--- Start ---
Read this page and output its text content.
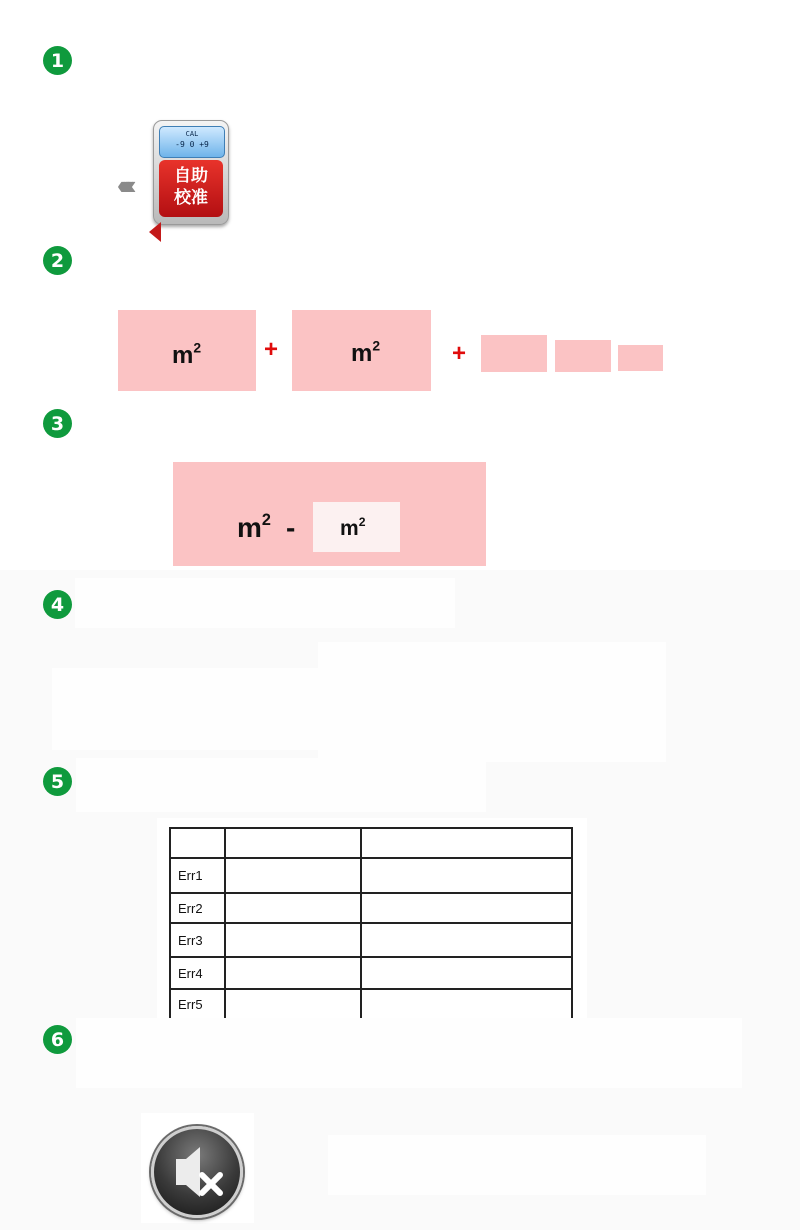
1
2
3
4
5
6
«««
CAL
-9 0 +9
自助
校准
$m^2$	+	$m^2$	+
$m^2 - m^2$

Err1		
Err2		
Err3		
Err4		
Err5		
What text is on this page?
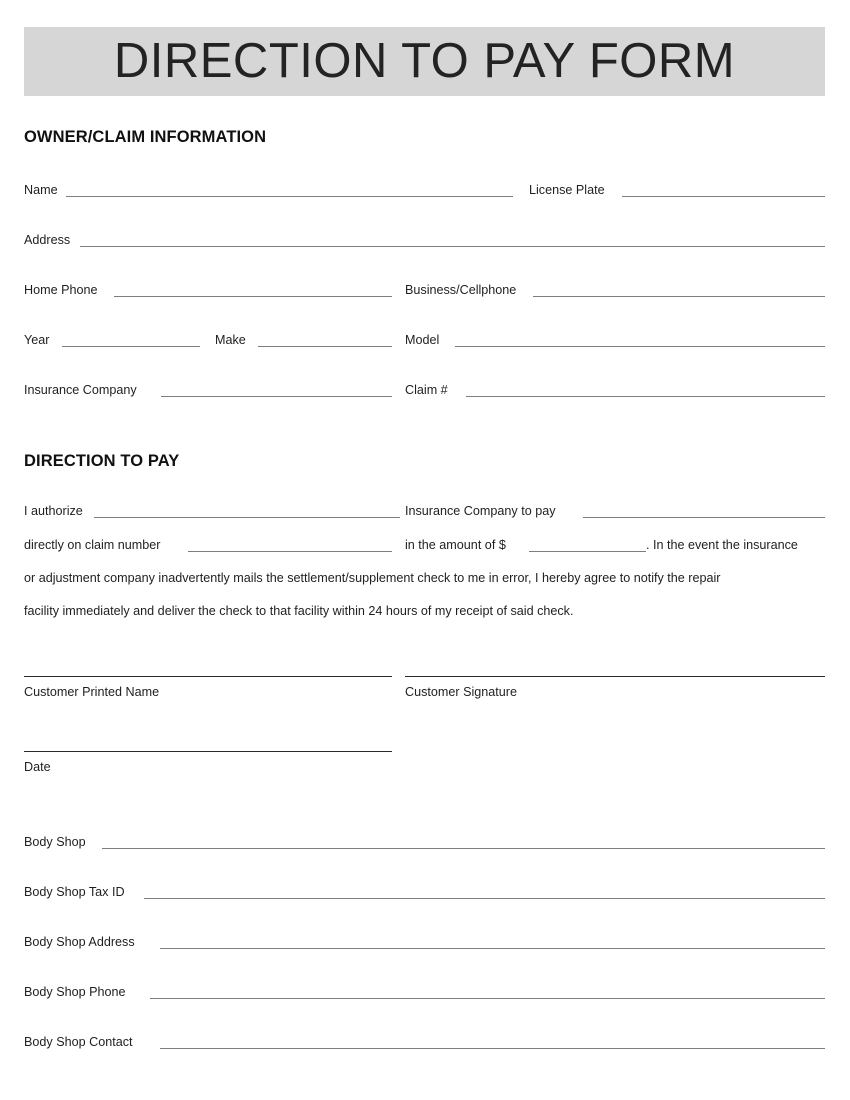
DIRECTION TO PAY FORM
OWNER/CLAIM INFORMATION
Name	License Plate
Address
Home Phone	Business/Cellphone
Year	Make	Model
Insurance Company	Claim #
DIRECTION TO PAY
I authorize	Insurance Company to pay
directly on claim number	in the amount of $	. In the event the insurance
or adjustment company inadvertently mails the settlement/supplement check to me in error, I hereby agree to notify the repair
facility immediately and deliver the check to that facility within 24 hours of my receipt of said check.
Customer Printed Name	Customer Signature
Date
Body Shop
Body Shop Tax ID
Body Shop Address
Body Shop Phone
Body Shop Contact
--- End ---
--- Given exercise ---
Quote every entry exactly, with the pictures omitted.

--- Problem solution ---
Read this page and output its text content.
1
2
3
4
5
6
«««
CAL
-9 0 +9
自助
校准
$m^2$	+	$m^2$	+
$m^2 - m^2$

Err1		
Err2		
Err3		
Err4		
Err5		
What text is on this page?
DIRECTION TO PAY FORM
OWNER/CLAIM INFORMATION
Name	License Plate
Address
Home Phone	Business/Cellphone
Year	Make	Model
Insurance Company	Claim #
DIRECTION TO PAY
I authorize	Insurance Company to pay
directly on claim number	in the amount of $	. In the event the insurance
or adjustment company inadvertently mails the settlement/supplement check to me in error, I hereby agree to notify the repair
facility immediately and deliver the check to that facility within 24 hours of my receipt of said check.
Customer Printed Name	Customer Signature
Date
Body Shop
Body Shop Tax ID
Body Shop Address
Body Shop Phone
Body Shop Contact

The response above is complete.